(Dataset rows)
:::

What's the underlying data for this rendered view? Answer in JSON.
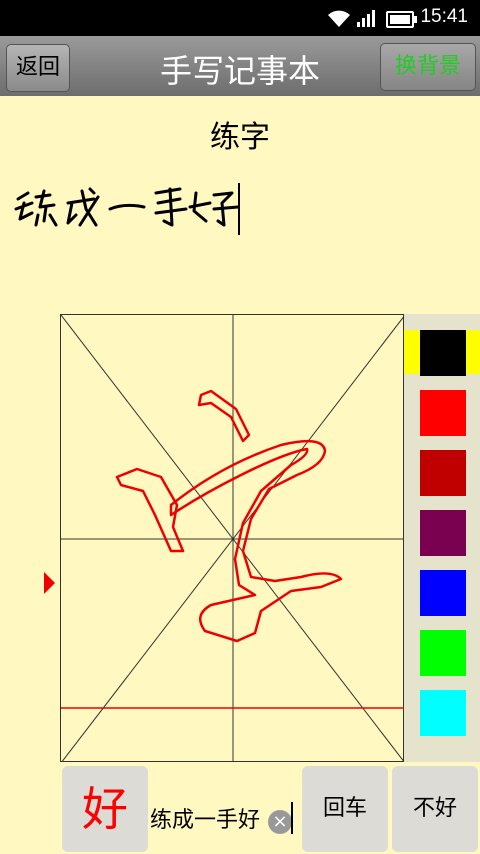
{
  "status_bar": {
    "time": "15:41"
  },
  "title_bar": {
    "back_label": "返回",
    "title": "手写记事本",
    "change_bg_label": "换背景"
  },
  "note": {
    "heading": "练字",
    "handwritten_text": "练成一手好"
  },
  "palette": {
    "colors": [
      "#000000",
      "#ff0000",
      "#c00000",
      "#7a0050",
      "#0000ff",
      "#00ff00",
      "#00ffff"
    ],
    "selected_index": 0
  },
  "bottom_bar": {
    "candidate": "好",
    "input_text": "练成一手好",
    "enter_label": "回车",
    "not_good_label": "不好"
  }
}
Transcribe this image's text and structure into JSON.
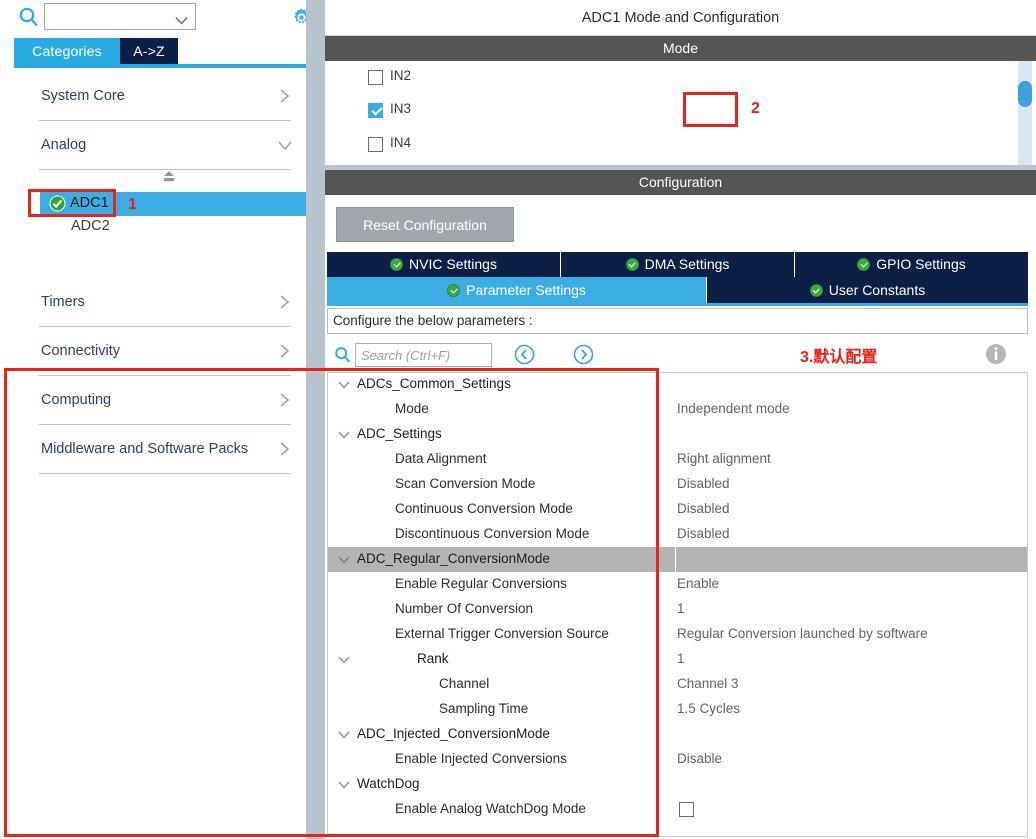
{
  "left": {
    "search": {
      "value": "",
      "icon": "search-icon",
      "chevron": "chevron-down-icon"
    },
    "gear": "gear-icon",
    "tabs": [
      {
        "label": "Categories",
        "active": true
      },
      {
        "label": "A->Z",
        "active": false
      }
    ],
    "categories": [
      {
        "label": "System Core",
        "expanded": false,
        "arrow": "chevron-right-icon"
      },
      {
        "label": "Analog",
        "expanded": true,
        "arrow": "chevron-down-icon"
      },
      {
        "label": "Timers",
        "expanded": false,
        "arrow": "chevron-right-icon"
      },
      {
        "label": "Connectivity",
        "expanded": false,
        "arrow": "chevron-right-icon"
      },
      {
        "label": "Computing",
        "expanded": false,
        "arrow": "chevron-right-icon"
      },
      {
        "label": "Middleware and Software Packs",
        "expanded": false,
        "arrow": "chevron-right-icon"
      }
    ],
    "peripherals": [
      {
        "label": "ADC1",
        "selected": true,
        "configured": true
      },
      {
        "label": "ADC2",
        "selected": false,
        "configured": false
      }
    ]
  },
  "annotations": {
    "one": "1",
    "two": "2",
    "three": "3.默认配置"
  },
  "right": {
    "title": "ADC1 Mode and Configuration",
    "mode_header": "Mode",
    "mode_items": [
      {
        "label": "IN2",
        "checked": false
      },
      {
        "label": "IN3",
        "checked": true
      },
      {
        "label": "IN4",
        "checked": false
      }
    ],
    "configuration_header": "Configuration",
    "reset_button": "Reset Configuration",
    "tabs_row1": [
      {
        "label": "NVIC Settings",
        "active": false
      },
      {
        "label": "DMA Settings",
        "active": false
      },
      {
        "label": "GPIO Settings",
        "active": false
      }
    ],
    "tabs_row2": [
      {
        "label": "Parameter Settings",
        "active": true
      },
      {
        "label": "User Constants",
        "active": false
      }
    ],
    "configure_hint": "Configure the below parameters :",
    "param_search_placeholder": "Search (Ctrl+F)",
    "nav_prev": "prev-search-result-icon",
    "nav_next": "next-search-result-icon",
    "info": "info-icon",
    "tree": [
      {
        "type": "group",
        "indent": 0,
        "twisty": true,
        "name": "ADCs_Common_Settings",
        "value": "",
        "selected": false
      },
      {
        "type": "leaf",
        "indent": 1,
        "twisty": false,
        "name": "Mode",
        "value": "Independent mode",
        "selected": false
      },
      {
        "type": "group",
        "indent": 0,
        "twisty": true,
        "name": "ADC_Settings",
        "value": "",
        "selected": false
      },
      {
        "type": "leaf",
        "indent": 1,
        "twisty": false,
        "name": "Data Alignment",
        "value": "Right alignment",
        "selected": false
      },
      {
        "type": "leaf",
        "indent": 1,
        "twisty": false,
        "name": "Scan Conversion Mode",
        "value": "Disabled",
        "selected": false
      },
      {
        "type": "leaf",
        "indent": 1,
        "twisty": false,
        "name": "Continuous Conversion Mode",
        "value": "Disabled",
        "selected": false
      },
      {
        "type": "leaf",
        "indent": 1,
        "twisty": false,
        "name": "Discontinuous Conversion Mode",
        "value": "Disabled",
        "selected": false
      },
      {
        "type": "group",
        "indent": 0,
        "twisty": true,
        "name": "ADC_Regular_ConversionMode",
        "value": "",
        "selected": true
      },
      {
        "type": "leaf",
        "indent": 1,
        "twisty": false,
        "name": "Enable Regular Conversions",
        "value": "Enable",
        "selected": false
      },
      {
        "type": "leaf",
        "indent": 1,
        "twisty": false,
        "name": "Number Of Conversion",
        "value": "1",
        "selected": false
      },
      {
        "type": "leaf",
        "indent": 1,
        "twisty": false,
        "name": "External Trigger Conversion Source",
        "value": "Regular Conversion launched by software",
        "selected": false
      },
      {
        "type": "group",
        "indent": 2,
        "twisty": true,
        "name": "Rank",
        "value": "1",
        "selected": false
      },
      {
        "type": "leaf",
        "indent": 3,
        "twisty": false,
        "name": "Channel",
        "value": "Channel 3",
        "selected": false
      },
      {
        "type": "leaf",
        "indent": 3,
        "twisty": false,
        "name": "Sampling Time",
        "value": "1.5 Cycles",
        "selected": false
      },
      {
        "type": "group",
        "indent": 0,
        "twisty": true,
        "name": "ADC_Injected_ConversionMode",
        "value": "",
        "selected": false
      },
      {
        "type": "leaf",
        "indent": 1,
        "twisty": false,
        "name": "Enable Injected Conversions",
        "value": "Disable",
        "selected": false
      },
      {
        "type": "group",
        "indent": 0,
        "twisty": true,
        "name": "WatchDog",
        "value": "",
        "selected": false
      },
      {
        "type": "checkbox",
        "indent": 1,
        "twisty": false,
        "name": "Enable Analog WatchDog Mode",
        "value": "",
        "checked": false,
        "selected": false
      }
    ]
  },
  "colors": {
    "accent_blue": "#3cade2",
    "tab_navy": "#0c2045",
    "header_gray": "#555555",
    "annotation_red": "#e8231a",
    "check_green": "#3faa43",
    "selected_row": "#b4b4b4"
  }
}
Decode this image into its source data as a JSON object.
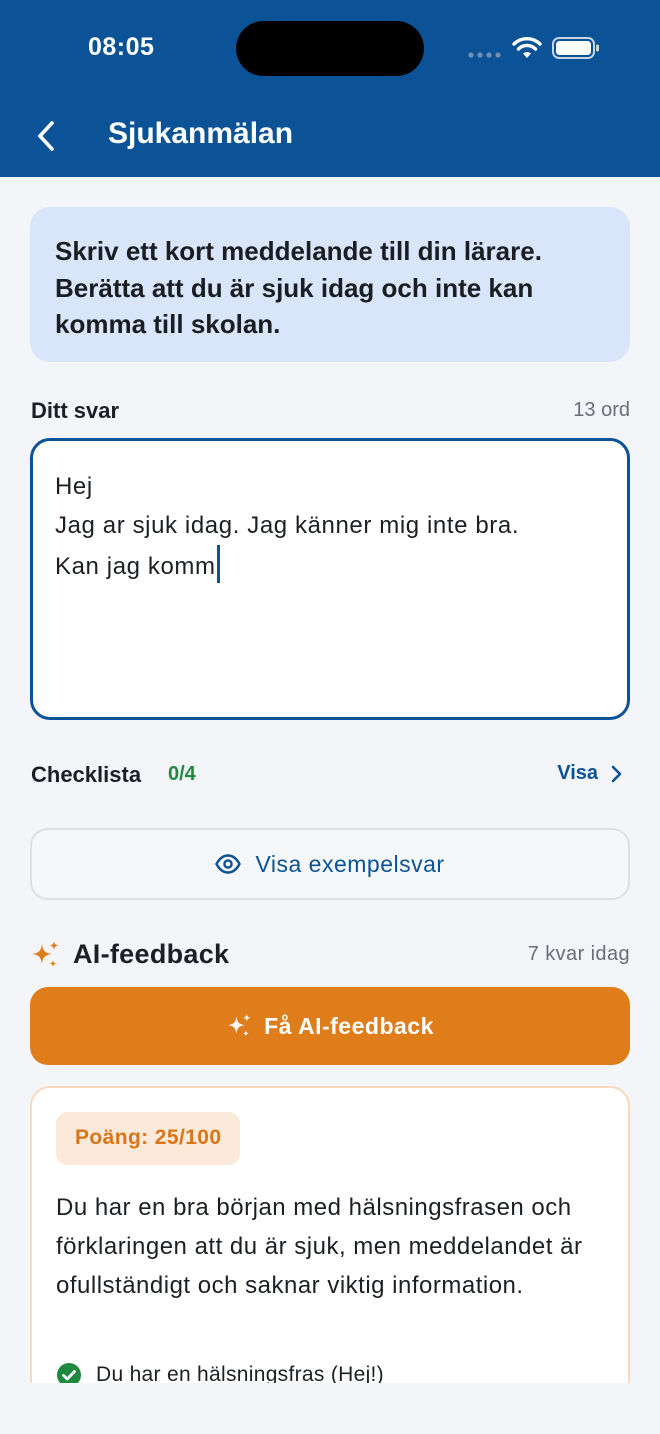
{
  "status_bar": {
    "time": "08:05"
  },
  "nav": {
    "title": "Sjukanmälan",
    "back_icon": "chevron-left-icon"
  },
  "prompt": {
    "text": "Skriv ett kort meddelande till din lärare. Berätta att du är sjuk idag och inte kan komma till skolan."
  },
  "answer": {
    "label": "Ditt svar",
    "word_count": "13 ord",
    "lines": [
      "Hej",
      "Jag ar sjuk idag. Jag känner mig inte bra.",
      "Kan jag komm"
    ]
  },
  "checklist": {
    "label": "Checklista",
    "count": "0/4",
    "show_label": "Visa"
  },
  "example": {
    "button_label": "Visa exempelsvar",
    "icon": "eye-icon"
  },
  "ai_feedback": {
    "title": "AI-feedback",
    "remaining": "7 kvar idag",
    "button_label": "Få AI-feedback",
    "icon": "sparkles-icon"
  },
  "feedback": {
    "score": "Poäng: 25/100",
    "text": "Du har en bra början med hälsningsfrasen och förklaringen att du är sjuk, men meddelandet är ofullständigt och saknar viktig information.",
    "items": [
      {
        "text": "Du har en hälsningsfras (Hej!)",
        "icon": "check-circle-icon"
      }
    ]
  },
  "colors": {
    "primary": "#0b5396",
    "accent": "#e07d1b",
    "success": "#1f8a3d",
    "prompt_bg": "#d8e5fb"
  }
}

:::

What is needed -
Write out the full set of lines verbatim, without the pictures.

Response -
What's the underlying data for this rendered view? Answer in JSON.
{
  "status_bar": {
    "time": "15:41"
  },
  "title_bar": {
    "back_label": "返回",
    "title": "手写记事本",
    "change_bg_label": "换背景"
  },
  "note": {
    "heading": "练字",
    "handwritten_text": "练成一手好"
  },
  "palette": {
    "colors": [
      "#000000",
      "#ff0000",
      "#c00000",
      "#7a0050",
      "#0000ff",
      "#00ff00",
      "#00ffff"
    ],
    "selected_index": 0
  },
  "bottom_bar": {
    "candidate": "好",
    "input_text": "练成一手好",
    "enter_label": "回车",
    "not_good_label": "不好"
  }
}
Transcribe this image's text and structure into JSON.
{
  "left": {
    "search": {
      "value": "",
      "icon": "search-icon",
      "chevron": "chevron-down-icon"
    },
    "gear": "gear-icon",
    "tabs": [
      {
        "label": "Categories",
        "active": true
      },
      {
        "label": "A->Z",
        "active": false
      }
    ],
    "categories": [
      {
        "label": "System Core",
        "expanded": false,
        "arrow": "chevron-right-icon"
      },
      {
        "label": "Analog",
        "expanded": true,
        "arrow": "chevron-down-icon"
      },
      {
        "label": "Timers",
        "expanded": false,
        "arrow": "chevron-right-icon"
      },
      {
        "label": "Connectivity",
        "expanded": false,
        "arrow": "chevron-right-icon"
      },
      {
        "label": "Computing",
        "expanded": false,
        "arrow": "chevron-right-icon"
      },
      {
        "label": "Middleware and Software Packs",
        "expanded": false,
        "arrow": "chevron-right-icon"
      }
    ],
    "peripherals": [
      {
        "label": "ADC1",
        "selected": true,
        "configured": true
      },
      {
        "label": "ADC2",
        "selected": false,
        "configured": false
      }
    ]
  },
  "annotations": {
    "one": "1",
    "two": "2",
    "three": "3.默认配置"
  },
  "right": {
    "title": "ADC1 Mode and Configuration",
    "mode_header": "Mode",
    "mode_items": [
      {
        "label": "IN2",
        "checked": false
      },
      {
        "label": "IN3",
        "checked": true
      },
      {
        "label": "IN4",
        "checked": false
      }
    ],
    "configuration_header": "Configuration",
    "reset_button": "Reset Configuration",
    "tabs_row1": [
      {
        "label": "NVIC Settings",
        "active": false
      },
      {
        "label": "DMA Settings",
        "active": false
      },
      {
        "label": "GPIO Settings",
        "active": false
      }
    ],
    "tabs_row2": [
      {
        "label": "Parameter Settings",
        "active": true
      },
      {
        "label": "User Constants",
        "active": false
      }
    ],
    "configure_hint": "Configure the below parameters :",
    "param_search_placeholder": "Search (Ctrl+F)",
    "nav_prev": "prev-search-result-icon",
    "nav_next": "next-search-result-icon",
    "info": "info-icon",
    "tree": [
      {
        "type": "group",
        "indent": 0,
        "twisty": true,
        "name": "ADCs_Common_Settings",
        "value": "",
        "selected": false
      },
      {
        "type": "leaf",
        "indent": 1,
        "twisty": false,
        "name": "Mode",
        "value": "Independent mode",
        "selected": false
      },
      {
        "type": "group",
        "indent": 0,
        "twisty": true,
        "name": "ADC_Settings",
        "value": "",
        "selected": false
      },
      {
        "type": "leaf",
        "indent": 1,
        "twisty": false,
        "name": "Data Alignment",
        "value": "Right alignment",
        "selected": false
      },
      {
        "type": "leaf",
        "indent": 1,
        "twisty": false,
        "name": "Scan Conversion Mode",
        "value": "Disabled",
        "selected": false
      },
      {
        "type": "leaf",
        "indent": 1,
        "twisty": false,
        "name": "Continuous Conversion Mode",
        "value": "Disabled",
        "selected": false
      },
      {
        "type": "leaf",
        "indent": 1,
        "twisty": false,
        "name": "Discontinuous Conversion Mode",
        "value": "Disabled",
        "selected": false
      },
      {
        "type": "group",
        "indent": 0,
        "twisty": true,
        "name": "ADC_Regular_ConversionMode",
        "value": "",
        "selected": true
      },
      {
        "type": "leaf",
        "indent": 1,
        "twisty": false,
        "name": "Enable Regular Conversions",
        "value": "Enable",
        "selected": false
      },
      {
        "type": "leaf",
        "indent": 1,
        "twisty": false,
        "name": "Number Of Conversion",
        "value": "1",
        "selected": false
      },
      {
        "type": "leaf",
        "indent": 1,
        "twisty": false,
        "name": "External Trigger Conversion Source",
        "value": "Regular Conversion launched by software",
        "selected": false
      },
      {
        "type": "group",
        "indent": 2,
        "twisty": true,
        "name": "Rank",
        "value": "1",
        "selected": false
      },
      {
        "type": "leaf",
        "indent": 3,
        "twisty": false,
        "name": "Channel",
        "value": "Channel 3",
        "selected": false
      },
      {
        "type": "leaf",
        "indent": 3,
        "twisty": false,
        "name": "Sampling Time",
        "value": "1.5 Cycles",
        "selected": false
      },
      {
        "type": "group",
        "indent": 0,
        "twisty": true,
        "name": "ADC_Injected_ConversionMode",
        "value": "",
        "selected": false
      },
      {
        "type": "leaf",
        "indent": 1,
        "twisty": false,
        "name": "Enable Injected Conversions",
        "value": "Disable",
        "selected": false
      },
      {
        "type": "group",
        "indent": 0,
        "twisty": true,
        "name": "WatchDog",
        "value": "",
        "selected": false
      },
      {
        "type": "checkbox",
        "indent": 1,
        "twisty": false,
        "name": "Enable Analog WatchDog Mode",
        "value": "",
        "checked": false,
        "selected": false
      }
    ]
  },
  "colors": {
    "accent_blue": "#3cade2",
    "tab_navy": "#0c2045",
    "header_gray": "#555555",
    "annotation_red": "#e8231a",
    "check_green": "#3faa43",
    "selected_row": "#b4b4b4"
  }
}
Decode this image into its source data as a JSON object.
{
  "status_bar": {
    "time": "08:05"
  },
  "nav": {
    "title": "Sjukanmälan",
    "back_icon": "chevron-left-icon"
  },
  "prompt": {
    "text": "Skriv ett kort meddelande till din lärare. Berätta att du är sjuk idag och inte kan komma till skolan."
  },
  "answer": {
    "label": "Ditt svar",
    "word_count": "13 ord",
    "lines": [
      "Hej",
      "Jag ar sjuk idag. Jag känner mig inte bra.",
      "Kan jag komm"
    ]
  },
  "checklist": {
    "label": "Checklista",
    "count": "0/4",
    "show_label": "Visa"
  },
  "example": {
    "button_label": "Visa exempelsvar",
    "icon": "eye-icon"
  },
  "ai_feedback": {
    "title": "AI-feedback",
    "remaining": "7 kvar idag",
    "button_label": "Få AI-feedback",
    "icon": "sparkles-icon"
  },
  "feedback": {
    "score": "Poäng: 25/100",
    "text": "Du har en bra början med hälsningsfrasen och förklaringen att du är sjuk, men meddelandet är ofullständigt och saknar viktig information.",
    "items": [
      {
        "text": "Du har en hälsningsfras (Hej!)",
        "icon": "check-circle-icon"
      }
    ]
  },
  "colors": {
    "primary": "#0b5396",
    "accent": "#e07d1b",
    "success": "#1f8a3d",
    "prompt_bg": "#d8e5fb"
  }
}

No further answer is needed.